# [Passage shown]
• • • • • • •
Cardiac transplantation: improved survival from 50% for 1yr to 50% 5yrs.
Diastolic heart failure
- Diuretics if congested
- Calcium channel blockers in some cases
- NO ROLE for digoxin.
The rapid relief of acute myocardial ischemia is often effective when diastolic dysfunction is secondary to this condition. The reduction in heart rate caused by beta-blockers has several beneficial on diastolic function, including a prolongation of the filling period and an amelioration of ischemia. calcium channel blockers, especially Verapamil, have been shown to accelerate ventricular relaxation in patients with hypertrophic cardiomyopathy and have been reported to be useful in the treatment of diastolic dysfunction characteristic of this condition. Other beneficial mechanisms are reduction in heart rate, control of hypertension, reduced microvascular ischemia and oxygen demand, amelioration of intracellular calcium overload and regression of left ventricular hypertrophy.
Ventricular filling pressure and secondary venous congestion may be reduced by restriction of sodium intake and the administration of diuretics and venodilators. Even in the absence of ischemia, nitrates, by reducing preload, are useful in managing diastolic dysfunction and in the treatment and prevention of consequent severe pulmonary congestion. Nitroglycerin may be administered intravenously or sublingually in emergency situations, and long acting nitrates, such as isosorbide dinitrate, are often effective in the long term. In the long term, however, excessive preload reduction should be avoided because these patients often require higher-than-normal filling pressures to maintain an adequate stoke volume.
• • • • • • •
# [Given information]

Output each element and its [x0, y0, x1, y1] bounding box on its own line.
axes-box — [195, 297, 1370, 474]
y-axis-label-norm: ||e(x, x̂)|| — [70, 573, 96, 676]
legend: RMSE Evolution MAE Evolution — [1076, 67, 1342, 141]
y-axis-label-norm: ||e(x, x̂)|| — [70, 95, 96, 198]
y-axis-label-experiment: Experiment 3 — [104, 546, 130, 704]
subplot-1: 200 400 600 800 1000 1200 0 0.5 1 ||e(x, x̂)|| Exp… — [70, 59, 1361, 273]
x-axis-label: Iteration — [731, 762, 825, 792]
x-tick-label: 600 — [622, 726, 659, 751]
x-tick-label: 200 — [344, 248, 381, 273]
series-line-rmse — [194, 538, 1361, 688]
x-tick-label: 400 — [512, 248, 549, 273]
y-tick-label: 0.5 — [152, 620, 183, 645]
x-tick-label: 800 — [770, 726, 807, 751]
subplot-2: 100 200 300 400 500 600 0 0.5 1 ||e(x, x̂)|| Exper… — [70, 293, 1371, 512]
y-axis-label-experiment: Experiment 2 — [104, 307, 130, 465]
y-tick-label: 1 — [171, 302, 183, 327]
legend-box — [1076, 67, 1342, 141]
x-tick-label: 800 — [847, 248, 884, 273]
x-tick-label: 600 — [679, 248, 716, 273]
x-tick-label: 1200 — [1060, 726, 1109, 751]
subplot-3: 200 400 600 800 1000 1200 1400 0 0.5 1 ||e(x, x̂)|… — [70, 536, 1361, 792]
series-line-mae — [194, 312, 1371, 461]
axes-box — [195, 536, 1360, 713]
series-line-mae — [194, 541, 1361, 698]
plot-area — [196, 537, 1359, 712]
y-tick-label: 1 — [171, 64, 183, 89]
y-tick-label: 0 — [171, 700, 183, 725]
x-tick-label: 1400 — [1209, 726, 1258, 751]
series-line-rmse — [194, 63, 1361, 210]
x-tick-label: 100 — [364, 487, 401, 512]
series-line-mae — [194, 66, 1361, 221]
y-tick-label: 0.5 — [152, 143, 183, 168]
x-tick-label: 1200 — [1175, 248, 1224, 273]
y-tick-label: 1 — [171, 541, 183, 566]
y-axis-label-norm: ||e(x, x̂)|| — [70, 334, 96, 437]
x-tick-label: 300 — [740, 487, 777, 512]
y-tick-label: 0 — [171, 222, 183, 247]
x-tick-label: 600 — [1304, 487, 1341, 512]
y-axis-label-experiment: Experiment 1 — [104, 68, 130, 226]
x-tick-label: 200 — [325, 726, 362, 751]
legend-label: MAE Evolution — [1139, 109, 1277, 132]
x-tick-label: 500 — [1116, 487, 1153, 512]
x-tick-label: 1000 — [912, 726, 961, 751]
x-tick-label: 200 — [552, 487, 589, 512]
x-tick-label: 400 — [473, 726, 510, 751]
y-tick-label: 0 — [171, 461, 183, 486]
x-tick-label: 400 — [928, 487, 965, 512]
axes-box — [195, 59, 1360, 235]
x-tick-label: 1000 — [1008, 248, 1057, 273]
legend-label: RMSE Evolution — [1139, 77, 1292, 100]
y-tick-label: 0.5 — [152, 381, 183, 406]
• • • • • • •
# [Problem A]
In the passage on diastolic heart failure, which calcium channel blocker is named as accelerating ventricular relaxation in hypertrophic cardiomyopathy?
# [Problem B]
List every measure that the passage on diastolic heart failure says may reduce ventricular filling pressure and secondary venous congestion.
# [Problem C]
Resume the passage on diastolic heart failure after its final sentence.
The data have no connection to the passage on diastolic heart failure.

# [Response A]
Verapamil.

# [Response B]
Restriction of sodium intake, diuretics, and venodilators.

# [Response C]
The maintenance of heart rhythm and rate is of critical importance. Tachycardia, whatever the underlying mechanism, must be controlled, thereby increasing the fraction of each cardiac cycle available for ventricular filling. Maintenance of sinus rhythm with synchronized atrioventricular sequential pacing may be crucial in permitting atrial augmentation of ventricular filling. Digoxin and other inotropic agents have no established place in these patients with relatively well preserved ejection fraction, and could, in principle, have an adverse effect in this group. Exercise training induces significant improvement in exercise capacity in patients with dilated cardiomyopathy and a pattern of abnormal left ventricular relaxation. Finally, it has been shown that endogenous nitric oxide released from the coronary microcirculation selectively enhances left ventricular relaxation in the isolated ejecting guinea pig heart. These findings may lead to a new therapeutic approach to diastolic heart failure, with treatments aimed at the coronary microcirculation.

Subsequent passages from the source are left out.